BRIEF: In this exercise, reproduce all the entries that follow exactly.

[Records from a dataset]

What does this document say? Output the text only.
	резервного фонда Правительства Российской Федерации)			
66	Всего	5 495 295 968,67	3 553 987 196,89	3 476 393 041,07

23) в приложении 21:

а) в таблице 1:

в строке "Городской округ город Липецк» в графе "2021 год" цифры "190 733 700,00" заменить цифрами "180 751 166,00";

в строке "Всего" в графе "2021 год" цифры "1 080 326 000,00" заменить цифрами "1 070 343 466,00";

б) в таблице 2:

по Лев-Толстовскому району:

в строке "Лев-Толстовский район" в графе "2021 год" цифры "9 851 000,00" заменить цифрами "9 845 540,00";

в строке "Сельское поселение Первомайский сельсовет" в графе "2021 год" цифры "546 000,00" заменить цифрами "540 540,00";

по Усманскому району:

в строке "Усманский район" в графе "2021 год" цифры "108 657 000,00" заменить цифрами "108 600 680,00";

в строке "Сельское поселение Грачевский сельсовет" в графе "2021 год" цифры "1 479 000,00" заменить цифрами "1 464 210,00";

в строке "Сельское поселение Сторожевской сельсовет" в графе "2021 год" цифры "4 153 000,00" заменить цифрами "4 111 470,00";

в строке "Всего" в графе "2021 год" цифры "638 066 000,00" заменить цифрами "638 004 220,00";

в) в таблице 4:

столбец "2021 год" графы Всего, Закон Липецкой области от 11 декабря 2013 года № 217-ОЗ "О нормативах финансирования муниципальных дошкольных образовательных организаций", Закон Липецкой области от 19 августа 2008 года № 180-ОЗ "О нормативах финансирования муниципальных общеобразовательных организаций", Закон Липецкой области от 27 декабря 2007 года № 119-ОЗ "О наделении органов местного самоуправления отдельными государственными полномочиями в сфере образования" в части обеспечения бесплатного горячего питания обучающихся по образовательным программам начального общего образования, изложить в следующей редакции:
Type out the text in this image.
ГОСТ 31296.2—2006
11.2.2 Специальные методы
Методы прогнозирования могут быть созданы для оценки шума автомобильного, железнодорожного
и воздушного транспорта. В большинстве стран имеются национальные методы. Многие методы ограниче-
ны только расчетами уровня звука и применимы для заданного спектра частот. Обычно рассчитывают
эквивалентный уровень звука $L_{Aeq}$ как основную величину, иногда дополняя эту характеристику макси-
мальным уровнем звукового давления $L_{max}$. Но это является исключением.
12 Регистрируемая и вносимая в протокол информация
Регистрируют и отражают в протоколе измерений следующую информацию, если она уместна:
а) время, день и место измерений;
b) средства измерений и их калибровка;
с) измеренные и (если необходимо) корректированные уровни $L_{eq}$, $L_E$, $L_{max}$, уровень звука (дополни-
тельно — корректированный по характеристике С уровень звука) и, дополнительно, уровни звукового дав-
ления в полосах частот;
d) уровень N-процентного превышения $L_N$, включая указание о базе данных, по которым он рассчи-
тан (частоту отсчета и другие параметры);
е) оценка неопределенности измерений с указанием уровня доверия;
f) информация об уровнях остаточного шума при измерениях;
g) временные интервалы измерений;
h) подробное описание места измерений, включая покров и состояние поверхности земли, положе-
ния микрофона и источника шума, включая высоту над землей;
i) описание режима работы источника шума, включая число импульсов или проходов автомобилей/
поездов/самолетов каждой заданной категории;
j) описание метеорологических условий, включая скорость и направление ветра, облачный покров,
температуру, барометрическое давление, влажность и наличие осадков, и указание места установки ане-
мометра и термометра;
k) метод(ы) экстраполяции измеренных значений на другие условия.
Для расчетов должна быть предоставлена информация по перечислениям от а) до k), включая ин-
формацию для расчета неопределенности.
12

CORRECT OUTPUT:
What does this document say? Output the text only.
	резервного фонда Правительства Российской Федерации)			
66	Всего	5 495 295 968,67	3 553 987 196,89	3 476 393 041,07

23) в приложении 21:

а) в таблице 1:

в строке "Городской округ город Липецк» в графе "2021 год" цифры "190 733 700,00" заменить цифрами "180 751 166,00";

в строке "Всего" в графе "2021 год" цифры "1 080 326 000,00" заменить цифрами "1 070 343 466,00";

б) в таблице 2:

по Лев-Толстовскому району:

в строке "Лев-Толстовский район" в графе "2021 год" цифры "9 851 000,00" заменить цифрами "9 845 540,00";

в строке "Сельское поселение Первомайский сельсовет" в графе "2021 год" цифры "546 000,00" заменить цифрами "540 540,00";

по Усманскому району:

в строке "Усманский район" в графе "2021 год" цифры "108 657 000,00" заменить цифрами "108 600 680,00";

в строке "Сельское поселение Грачевский сельсовет" в графе "2021 год" цифры "1 479 000,00" заменить цифрами "1 464 210,00";

в строке "Сельское поселение Сторожевской сельсовет" в графе "2021 год" цифры "4 153 000,00" заменить цифрами "4 111 470,00";

в строке "Всего" в графе "2021 год" цифры "638 066 000,00" заменить цифрами "638 004 220,00";

в) в таблице 4:

столбец "2021 год" графы Всего, Закон Липецкой области от 11 декабря 2013 года № 217-ОЗ "О нормативах финансирования муниципальных дошкольных образовательных организаций", Закон Липецкой области от 19 августа 2008 года № 180-ОЗ "О нормативах финансирования муниципальных общеобразовательных организаций", Закон Липецкой области от 27 декабря 2007 года № 119-ОЗ "О наделении органов местного самоуправления отдельными государственными полномочиями в сфере образования" в части обеспечения бесплатного горячего питания обучающихся по образовательным программам начального общего образования, изложить в следующей редакции:
Type out the text in this image.
ГОСТ 31296.2—2006
11.2.2 Специальные методы
Методы прогнозирования могут быть созданы для оценки шума автомобильного, железнодорожного
и воздушного транспорта. В большинстве стран имеются национальные методы. Многие методы ограниче-
ны только расчетами уровня звука и применимы для заданного спектра частот. Обычно рассчитывают
эквивалентный уровень звука $L_{Aeq}$ как основную величину, иногда дополняя эту характеристику макси-
мальным уровнем звукового давления $L_{max}$. Но это является исключением.
12 Регистрируемая и вносимая в протокол информация
Регистрируют и отражают в протоколе измерений следующую информацию, если она уместна:
а) время, день и место измерений;
b) средства измерений и их калибровка;
с) измеренные и (если необходимо) корректированные уровни $L_{eq}$, $L_E$, $L_{max}$, уровень звука (дополни-
тельно — корректированный по характеристике С уровень звука) и, дополнительно, уровни звукового дав-
ления в полосах частот;
d) уровень N-процентного превышения $L_N$, включая указание о базе данных, по которым он рассчи-
тан (частоту отсчета и другие параметры);
е) оценка неопределенности измерений с указанием уровня доверия;
f) информация об уровнях остаточного шума при измерениях;
g) временные интервалы измерений;
h) подробное описание места измерений, включая покров и состояние поверхности земли, положе-
ния микрофона и источника шума, включая высоту над землей;
i) описание режима работы источника шума, включая число импульсов или проходов автомобилей/
поездов/самолетов каждой заданной категории;
j) описание метеорологических условий, включая скорость и направление ветра, облачный покров,
температуру, барометрическое давление, влажность и наличие осадков, и указание места установки ане-
мометра и термометра;
k) метод(ы) экстраполяции измеренных значений на другие условия.
Для расчетов должна быть предоставлена информация по перечислениям от а) до k), включая ин-
формацию для расчета неопределенности.
12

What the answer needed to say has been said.